# Supplied material:
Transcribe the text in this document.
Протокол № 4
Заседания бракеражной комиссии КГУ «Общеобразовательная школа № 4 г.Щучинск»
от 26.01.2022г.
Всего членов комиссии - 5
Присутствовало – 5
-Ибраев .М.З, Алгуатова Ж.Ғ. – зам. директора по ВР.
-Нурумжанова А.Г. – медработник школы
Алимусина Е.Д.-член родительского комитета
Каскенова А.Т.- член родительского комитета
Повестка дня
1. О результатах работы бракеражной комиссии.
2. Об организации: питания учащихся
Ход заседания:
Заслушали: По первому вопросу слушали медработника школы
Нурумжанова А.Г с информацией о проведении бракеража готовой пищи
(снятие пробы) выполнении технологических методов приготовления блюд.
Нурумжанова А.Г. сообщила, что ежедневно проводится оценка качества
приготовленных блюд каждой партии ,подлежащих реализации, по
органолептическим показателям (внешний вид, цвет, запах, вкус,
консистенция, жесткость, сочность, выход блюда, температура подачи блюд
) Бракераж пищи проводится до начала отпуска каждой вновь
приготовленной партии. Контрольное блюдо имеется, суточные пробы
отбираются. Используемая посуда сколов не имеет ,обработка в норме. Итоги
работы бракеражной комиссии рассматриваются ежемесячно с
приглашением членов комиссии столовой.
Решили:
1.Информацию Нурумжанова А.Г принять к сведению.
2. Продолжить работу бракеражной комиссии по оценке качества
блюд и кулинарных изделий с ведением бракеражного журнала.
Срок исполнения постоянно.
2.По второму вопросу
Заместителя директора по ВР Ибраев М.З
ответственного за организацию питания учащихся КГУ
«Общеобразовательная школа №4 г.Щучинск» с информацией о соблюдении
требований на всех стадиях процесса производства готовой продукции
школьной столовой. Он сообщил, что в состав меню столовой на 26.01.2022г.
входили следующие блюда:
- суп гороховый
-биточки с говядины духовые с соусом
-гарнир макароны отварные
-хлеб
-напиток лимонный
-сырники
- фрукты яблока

# Direction:
Reproduce each record exactly, leaving nothing out.

# Output below:
Transcribe the text in this document.
Протокол № 4
Заседания бракеражной комиссии КГУ «Общеобразовательная школа № 4 г.Щучинск»
от 26.01.2022г.
Всего членов комиссии - 5
Присутствовало – 5
-Ибраев .М.З, Алгуатова Ж.Ғ. – зам. директора по ВР.
-Нурумжанова А.Г. – медработник школы
Алимусина Е.Д.-член родительского комитета
Каскенова А.Т.- член родительского комитета
Повестка дня
1. О результатах работы бракеражной комиссии.
2. Об организации: питания учащихся
Ход заседания:
Заслушали: По первому вопросу слушали медработника школы
Нурумжанова А.Г с информацией о проведении бракеража готовой пищи
(снятие пробы) выполнении технологических методов приготовления блюд.
Нурумжанова А.Г. сообщила, что ежедневно проводится оценка качества
приготовленных блюд каждой партии ,подлежащих реализации, по
органолептическим показателям (внешний вид, цвет, запах, вкус,
консистенция, жесткость, сочность, выход блюда, температура подачи блюд
) Бракераж пищи проводится до начала отпуска каждой вновь
приготовленной партии. Контрольное блюдо имеется, суточные пробы
отбираются. Используемая посуда сколов не имеет ,обработка в норме. Итоги
работы бракеражной комиссии рассматриваются ежемесячно с
приглашением членов комиссии столовой.
Решили:
1.Информацию Нурумжанова А.Г принять к сведению.
2. Продолжить работу бракеражной комиссии по оценке качества
блюд и кулинарных изделий с ведением бракеражного журнала.
Срок исполнения постоянно.
2.По второму вопросу
Заместителя директора по ВР Ибраев М.З
ответственного за организацию питания учащихся КГУ
«Общеобразовательная школа №4 г.Щучинск» с информацией о соблюдении
требований на всех стадиях процесса производства готовой продукции
школьной столовой. Он сообщил, что в состав меню столовой на 26.01.2022г.
входили следующие блюда:
- суп гороховый
-биточки с говядины духовые с соусом
-гарнир макароны отварные
-хлеб
-напиток лимонный
-сырники
- фрукты яблока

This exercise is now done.